• Aim of the exercise:
Find the lines below that contain the string "Dados". Copy each one.

[Figure contents as structured data]

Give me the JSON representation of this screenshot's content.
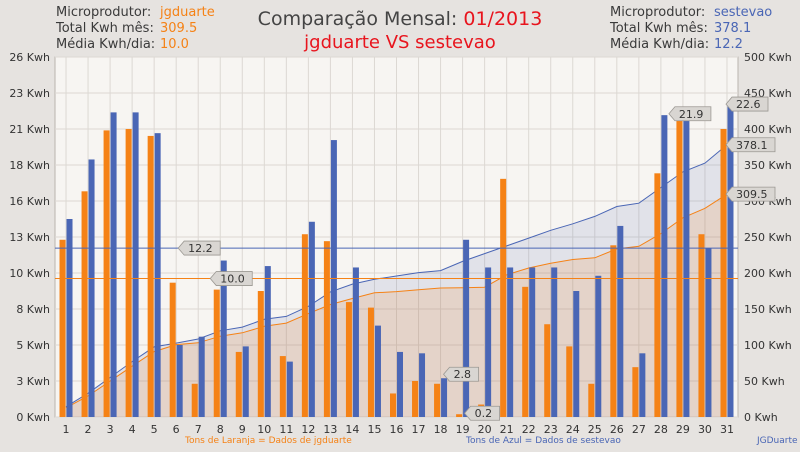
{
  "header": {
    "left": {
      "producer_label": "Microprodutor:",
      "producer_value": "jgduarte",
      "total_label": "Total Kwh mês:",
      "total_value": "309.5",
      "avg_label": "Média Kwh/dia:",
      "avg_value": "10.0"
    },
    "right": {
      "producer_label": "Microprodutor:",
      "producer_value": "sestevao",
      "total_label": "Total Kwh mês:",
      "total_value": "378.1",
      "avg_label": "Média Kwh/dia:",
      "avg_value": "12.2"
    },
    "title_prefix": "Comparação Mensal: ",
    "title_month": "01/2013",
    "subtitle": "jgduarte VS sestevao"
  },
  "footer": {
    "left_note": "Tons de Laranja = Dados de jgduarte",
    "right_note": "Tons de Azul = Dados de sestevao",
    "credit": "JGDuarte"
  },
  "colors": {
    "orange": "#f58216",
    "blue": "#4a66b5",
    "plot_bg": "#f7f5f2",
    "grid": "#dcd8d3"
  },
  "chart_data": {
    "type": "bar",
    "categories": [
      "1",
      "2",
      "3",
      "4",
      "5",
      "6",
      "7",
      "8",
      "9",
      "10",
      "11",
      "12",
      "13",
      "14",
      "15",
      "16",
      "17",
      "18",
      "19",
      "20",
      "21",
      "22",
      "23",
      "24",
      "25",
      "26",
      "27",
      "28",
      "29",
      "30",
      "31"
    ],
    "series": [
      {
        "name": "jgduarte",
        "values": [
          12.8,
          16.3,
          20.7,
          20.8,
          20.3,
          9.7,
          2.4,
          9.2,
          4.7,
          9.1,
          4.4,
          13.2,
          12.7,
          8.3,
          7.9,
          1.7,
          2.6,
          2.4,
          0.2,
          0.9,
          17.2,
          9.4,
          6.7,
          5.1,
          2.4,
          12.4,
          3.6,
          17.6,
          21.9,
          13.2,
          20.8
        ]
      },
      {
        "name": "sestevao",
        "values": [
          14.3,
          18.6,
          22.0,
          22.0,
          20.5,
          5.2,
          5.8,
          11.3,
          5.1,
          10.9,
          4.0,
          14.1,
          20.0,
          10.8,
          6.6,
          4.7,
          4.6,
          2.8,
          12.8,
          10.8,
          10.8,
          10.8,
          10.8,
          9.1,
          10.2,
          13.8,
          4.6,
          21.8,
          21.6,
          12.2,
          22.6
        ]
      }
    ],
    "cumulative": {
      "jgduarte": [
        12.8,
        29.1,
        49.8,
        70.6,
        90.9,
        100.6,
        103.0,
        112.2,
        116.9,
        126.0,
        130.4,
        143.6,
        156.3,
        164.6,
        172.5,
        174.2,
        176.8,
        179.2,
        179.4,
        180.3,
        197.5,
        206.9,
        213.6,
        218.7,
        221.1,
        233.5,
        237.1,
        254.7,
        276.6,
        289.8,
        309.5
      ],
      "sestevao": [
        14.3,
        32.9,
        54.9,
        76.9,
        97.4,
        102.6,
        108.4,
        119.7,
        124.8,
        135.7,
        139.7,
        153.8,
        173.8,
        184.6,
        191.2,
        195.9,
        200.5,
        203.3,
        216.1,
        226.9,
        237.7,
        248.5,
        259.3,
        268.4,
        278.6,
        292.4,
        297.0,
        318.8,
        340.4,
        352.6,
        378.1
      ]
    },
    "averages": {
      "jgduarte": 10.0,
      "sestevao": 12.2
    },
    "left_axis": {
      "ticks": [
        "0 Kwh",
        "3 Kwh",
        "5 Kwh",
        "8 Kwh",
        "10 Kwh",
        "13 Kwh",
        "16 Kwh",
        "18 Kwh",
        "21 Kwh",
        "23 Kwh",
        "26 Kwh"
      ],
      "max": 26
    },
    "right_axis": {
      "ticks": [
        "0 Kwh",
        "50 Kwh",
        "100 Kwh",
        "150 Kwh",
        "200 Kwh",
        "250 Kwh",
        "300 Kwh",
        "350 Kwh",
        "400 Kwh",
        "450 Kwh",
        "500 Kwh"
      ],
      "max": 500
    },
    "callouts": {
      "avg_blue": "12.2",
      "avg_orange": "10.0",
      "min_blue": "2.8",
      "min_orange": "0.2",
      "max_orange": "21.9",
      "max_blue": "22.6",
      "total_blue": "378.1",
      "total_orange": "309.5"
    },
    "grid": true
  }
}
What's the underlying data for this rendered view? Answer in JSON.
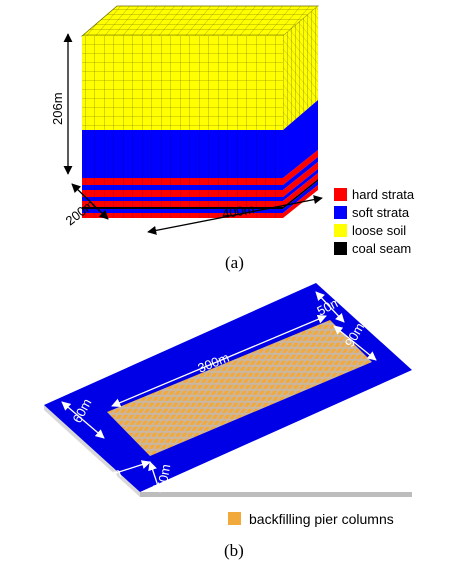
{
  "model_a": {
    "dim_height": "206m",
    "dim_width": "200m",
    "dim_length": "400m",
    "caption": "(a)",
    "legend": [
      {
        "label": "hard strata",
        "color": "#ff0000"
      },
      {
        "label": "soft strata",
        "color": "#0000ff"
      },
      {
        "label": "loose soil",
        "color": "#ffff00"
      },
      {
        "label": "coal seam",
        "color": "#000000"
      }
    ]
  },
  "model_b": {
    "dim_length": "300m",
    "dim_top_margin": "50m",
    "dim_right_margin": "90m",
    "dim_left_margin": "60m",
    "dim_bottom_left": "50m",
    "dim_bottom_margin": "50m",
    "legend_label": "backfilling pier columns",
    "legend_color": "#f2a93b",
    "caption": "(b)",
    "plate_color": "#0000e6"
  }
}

• Answer to this task:
    "left_note": "Tons de Laranja = Dados de jgduarte",
    "right_note": "Tons de Azul = Dados de sestevao",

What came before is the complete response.